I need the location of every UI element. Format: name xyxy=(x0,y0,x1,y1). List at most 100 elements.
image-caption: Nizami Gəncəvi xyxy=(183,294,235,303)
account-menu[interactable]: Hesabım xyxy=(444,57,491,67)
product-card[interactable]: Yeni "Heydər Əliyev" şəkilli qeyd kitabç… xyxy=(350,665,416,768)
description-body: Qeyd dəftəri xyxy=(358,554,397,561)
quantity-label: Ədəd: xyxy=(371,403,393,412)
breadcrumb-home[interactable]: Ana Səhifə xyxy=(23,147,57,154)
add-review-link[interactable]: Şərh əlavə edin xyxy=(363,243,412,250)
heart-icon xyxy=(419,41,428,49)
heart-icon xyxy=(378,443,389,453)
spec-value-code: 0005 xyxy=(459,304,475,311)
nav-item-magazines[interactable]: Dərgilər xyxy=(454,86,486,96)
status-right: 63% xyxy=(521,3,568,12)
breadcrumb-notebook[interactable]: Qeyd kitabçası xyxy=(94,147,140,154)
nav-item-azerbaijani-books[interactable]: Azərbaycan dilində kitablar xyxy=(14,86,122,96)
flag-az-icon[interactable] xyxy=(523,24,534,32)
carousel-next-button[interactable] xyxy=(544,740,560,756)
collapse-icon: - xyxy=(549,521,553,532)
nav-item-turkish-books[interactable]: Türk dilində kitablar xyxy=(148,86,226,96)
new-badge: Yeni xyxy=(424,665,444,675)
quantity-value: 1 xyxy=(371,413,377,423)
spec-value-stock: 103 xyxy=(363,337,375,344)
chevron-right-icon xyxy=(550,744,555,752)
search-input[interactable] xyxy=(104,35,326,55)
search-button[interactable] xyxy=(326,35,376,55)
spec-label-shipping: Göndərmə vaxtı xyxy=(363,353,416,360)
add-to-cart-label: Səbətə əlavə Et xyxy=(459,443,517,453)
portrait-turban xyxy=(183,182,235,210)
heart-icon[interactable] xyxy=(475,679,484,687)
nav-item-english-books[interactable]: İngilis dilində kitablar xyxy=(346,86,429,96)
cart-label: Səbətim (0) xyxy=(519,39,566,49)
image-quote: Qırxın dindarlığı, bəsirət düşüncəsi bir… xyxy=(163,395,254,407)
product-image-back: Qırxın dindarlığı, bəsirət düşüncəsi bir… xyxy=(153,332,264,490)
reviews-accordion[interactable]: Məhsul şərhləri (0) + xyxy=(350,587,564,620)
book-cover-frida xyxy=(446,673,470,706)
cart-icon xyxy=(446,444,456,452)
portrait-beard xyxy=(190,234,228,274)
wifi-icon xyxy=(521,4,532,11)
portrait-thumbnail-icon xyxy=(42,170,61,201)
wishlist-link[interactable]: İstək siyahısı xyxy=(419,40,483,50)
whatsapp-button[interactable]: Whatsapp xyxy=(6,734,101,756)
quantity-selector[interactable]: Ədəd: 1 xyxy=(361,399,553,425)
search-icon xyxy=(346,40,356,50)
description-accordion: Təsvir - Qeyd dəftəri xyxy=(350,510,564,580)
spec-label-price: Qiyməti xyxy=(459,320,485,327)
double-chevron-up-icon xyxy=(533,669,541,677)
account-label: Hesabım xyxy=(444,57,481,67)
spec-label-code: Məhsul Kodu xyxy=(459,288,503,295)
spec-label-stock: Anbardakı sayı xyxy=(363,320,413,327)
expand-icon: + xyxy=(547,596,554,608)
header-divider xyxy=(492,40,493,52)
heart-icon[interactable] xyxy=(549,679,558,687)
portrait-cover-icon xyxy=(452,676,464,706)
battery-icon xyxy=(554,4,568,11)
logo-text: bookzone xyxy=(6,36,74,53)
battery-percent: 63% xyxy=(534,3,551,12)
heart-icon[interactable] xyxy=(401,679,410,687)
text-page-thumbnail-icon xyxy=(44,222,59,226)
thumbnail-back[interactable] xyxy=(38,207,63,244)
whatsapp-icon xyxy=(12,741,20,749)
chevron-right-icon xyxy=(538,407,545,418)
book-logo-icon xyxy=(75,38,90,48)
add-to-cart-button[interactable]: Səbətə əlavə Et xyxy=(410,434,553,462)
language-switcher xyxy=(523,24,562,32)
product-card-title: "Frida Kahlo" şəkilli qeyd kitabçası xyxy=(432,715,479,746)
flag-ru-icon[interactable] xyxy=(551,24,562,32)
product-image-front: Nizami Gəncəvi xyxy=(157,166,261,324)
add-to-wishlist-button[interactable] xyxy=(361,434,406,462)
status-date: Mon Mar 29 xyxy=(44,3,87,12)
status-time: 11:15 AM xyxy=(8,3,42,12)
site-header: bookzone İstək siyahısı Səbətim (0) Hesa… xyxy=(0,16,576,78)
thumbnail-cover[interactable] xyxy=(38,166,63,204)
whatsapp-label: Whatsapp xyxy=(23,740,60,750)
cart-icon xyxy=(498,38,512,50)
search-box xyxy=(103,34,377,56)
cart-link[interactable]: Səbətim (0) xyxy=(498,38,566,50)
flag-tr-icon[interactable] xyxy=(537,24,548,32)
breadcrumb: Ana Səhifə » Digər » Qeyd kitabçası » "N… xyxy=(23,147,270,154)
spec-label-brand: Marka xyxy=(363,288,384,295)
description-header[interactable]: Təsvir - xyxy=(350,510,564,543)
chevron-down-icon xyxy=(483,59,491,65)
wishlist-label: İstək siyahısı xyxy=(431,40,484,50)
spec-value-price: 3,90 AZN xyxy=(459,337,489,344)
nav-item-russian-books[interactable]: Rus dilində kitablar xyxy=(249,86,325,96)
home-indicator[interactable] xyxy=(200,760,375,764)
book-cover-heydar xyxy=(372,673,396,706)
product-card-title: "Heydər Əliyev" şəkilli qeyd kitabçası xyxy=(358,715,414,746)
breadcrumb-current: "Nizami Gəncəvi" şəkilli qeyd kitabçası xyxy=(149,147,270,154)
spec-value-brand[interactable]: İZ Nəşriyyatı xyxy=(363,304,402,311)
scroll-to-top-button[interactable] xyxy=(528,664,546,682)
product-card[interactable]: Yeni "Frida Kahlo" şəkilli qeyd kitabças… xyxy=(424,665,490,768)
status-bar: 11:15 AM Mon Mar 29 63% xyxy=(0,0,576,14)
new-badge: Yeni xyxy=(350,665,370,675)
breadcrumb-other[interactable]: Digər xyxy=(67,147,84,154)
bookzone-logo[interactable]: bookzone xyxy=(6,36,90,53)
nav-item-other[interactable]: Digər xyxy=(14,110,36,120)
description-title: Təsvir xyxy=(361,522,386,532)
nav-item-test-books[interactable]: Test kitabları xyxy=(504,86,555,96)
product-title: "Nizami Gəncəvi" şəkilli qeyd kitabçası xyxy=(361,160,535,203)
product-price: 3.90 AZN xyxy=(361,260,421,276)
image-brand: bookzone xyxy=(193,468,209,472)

--------------------------------

▸ **DESCRIPTION OF THE TASK**:
Please arrange the data as a numbered list, from its first line up to and including the line with "quantity-value: 1 xyxy=(371,413,377,423)", and leave out any blank lines.

▸ **THE SOLUTION**:
1. I need the location of every UI element. Format: name xyxy=(x0,y0,x1,y1). List at most 100 elements.
2. image-caption: Nizami Gəncəvi xyxy=(183,294,235,303)
3. account-menu[interactable]: Hesabım xyxy=(444,57,491,67)
4. product-card[interactable]: Yeni "Heydər Əliyev" şəkilli qeyd kitabç… xyxy=(350,665,416,768)
5. description-body: Qeyd dəftəri xyxy=(358,554,397,561)
6. quantity-label: Ədəd: xyxy=(371,403,393,412)
7. breadcrumb-home[interactable]: Ana Səhifə xyxy=(23,147,57,154)
8. add-review-link[interactable]: Şərh əlavə edin xyxy=(363,243,412,250)
9. heart-icon xyxy=(419,41,428,49)
10. heart-icon xyxy=(378,443,389,453)
11. spec-value-code: 0005 xyxy=(459,304,475,311)
12. nav-item-magazines[interactable]: Dərgilər xyxy=(454,86,486,96)
13. status-right: 63% xyxy=(521,3,568,12)
14. breadcrumb-notebook[interactable]: Qeyd kitabçası xyxy=(94,147,140,154)
15. nav-item-azerbaijani-books[interactable]: Azərbaycan dilində kitablar xyxy=(14,86,122,96)
16. flag-az-icon[interactable] xyxy=(523,24,534,32)
17. carousel-next-button[interactable] xyxy=(544,740,560,756)
18. collapse-icon: - xyxy=(549,521,553,532)
19. nav-item-turkish-books[interactable]: Türk dilində kitablar xyxy=(148,86,226,96)
20. new-badge: Yeni xyxy=(424,665,444,675)
21. quantity-value: 1 xyxy=(371,413,377,423)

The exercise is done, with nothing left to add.